Dataset records —
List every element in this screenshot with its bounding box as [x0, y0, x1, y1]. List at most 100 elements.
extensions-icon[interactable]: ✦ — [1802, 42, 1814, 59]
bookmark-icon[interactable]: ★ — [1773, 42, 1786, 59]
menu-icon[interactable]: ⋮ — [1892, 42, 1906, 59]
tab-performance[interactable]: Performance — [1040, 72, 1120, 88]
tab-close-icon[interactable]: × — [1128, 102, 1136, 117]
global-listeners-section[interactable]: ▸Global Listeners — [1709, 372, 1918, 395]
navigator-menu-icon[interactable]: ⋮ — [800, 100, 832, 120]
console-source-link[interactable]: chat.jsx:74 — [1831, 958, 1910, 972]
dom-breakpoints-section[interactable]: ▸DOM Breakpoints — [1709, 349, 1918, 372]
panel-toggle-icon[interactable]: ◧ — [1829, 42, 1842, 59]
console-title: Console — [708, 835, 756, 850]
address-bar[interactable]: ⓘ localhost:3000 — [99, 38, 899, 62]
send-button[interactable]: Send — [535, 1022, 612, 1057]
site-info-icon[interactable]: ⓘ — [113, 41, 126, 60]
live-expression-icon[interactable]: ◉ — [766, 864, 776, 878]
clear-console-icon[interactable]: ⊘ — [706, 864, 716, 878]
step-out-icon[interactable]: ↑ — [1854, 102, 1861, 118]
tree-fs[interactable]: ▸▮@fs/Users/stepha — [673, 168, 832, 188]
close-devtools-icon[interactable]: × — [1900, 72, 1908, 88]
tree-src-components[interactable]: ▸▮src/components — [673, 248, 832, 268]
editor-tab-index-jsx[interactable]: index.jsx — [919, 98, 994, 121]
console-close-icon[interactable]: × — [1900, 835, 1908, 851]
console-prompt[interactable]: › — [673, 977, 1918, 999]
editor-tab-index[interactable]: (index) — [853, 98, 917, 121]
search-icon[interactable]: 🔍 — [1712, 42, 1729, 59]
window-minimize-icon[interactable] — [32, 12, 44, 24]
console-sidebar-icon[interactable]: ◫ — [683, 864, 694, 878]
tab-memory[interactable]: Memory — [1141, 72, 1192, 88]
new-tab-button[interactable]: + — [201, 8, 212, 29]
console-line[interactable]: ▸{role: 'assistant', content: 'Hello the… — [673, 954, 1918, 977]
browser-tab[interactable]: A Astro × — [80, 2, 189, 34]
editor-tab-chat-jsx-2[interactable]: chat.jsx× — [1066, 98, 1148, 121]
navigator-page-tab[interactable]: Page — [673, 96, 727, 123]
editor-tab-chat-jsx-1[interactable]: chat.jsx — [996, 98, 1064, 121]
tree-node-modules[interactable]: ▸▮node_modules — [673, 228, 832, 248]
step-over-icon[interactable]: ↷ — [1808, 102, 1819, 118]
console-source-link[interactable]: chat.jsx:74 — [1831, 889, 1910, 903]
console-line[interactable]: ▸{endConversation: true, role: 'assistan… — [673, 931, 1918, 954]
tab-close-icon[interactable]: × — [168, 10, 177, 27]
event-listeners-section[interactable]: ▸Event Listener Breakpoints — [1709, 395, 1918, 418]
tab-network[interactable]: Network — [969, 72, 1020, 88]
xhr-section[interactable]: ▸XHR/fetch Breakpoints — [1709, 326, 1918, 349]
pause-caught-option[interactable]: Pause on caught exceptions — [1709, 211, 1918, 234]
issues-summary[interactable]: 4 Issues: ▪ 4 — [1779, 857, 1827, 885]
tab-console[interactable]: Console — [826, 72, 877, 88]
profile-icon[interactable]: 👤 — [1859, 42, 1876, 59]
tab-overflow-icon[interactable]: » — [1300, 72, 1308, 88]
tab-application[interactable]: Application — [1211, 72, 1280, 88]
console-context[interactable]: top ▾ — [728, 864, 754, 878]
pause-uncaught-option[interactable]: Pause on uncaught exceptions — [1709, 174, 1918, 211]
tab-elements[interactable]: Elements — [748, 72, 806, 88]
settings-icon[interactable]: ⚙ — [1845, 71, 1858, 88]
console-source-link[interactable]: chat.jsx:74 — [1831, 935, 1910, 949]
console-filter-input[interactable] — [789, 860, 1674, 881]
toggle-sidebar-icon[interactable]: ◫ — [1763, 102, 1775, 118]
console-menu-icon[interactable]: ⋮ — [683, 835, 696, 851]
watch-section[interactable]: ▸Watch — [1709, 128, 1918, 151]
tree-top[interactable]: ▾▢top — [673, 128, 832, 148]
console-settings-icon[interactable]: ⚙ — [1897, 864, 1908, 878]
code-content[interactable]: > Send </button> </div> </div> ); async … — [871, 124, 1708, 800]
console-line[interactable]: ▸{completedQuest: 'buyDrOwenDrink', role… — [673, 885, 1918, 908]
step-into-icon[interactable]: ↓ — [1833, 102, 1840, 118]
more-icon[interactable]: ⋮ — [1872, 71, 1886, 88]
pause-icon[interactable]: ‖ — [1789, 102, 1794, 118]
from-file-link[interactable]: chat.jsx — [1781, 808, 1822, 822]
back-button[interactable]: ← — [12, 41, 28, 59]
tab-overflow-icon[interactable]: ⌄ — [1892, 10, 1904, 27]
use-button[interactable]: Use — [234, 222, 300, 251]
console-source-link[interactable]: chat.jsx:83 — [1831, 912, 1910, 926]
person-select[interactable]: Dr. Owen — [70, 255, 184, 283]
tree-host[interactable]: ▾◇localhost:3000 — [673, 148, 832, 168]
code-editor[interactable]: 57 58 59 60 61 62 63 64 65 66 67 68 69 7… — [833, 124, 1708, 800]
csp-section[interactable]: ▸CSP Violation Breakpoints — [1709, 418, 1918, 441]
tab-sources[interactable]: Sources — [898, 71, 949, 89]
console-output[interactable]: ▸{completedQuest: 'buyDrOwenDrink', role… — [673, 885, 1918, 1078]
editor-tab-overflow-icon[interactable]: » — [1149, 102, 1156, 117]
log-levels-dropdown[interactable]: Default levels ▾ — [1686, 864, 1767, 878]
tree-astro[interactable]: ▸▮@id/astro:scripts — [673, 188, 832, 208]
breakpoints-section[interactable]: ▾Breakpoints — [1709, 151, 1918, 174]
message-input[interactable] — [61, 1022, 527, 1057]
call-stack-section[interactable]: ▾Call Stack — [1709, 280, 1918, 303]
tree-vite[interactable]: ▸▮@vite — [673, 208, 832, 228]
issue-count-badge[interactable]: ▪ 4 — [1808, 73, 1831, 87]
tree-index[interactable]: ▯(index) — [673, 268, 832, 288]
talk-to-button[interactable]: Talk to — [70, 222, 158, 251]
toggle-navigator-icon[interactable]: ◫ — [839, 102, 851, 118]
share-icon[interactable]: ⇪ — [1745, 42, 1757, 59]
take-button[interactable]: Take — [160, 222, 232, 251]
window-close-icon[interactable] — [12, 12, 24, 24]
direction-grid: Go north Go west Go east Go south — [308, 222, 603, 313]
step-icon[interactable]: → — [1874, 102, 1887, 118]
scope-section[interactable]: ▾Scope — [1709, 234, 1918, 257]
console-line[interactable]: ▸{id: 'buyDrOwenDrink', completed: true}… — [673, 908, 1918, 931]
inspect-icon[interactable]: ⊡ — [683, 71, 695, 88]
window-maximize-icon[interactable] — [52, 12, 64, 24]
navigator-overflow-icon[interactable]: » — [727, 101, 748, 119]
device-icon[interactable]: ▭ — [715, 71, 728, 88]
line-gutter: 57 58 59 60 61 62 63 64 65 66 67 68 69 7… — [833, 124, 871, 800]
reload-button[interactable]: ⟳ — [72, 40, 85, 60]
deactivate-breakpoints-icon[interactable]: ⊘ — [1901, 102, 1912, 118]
==
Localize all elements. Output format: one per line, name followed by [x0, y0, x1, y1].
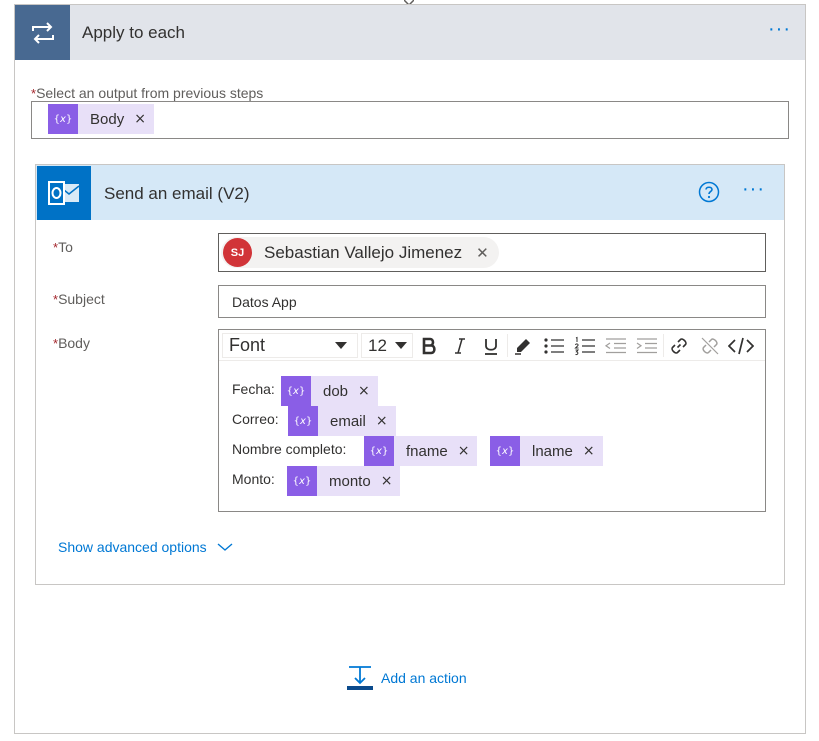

Requirements — Please convert the data above, starting at the line containing "List every element" and ending at the line containing "menu-icon[interactable]: ⋮ — [1892, 42, 1906, 59]", into a two-column CSV with the columns instruction and output. Give one row per request, with its text and its answer each in a single quoted field and line breaks replaced by spaces.

Written solution —
instruction,output
"List every element in this screenshot with its bounding box as [x0, y0, x1, y1]. List at most 100 elements.","extensions-icon[interactable]: ✦ — [1802, 42, 1814, 59] bookmark-icon[interactable]: ★ — [1773, 42, 1786, 59] menu-icon[interactable]: ⋮ — [1892, 42, 1906, 59]"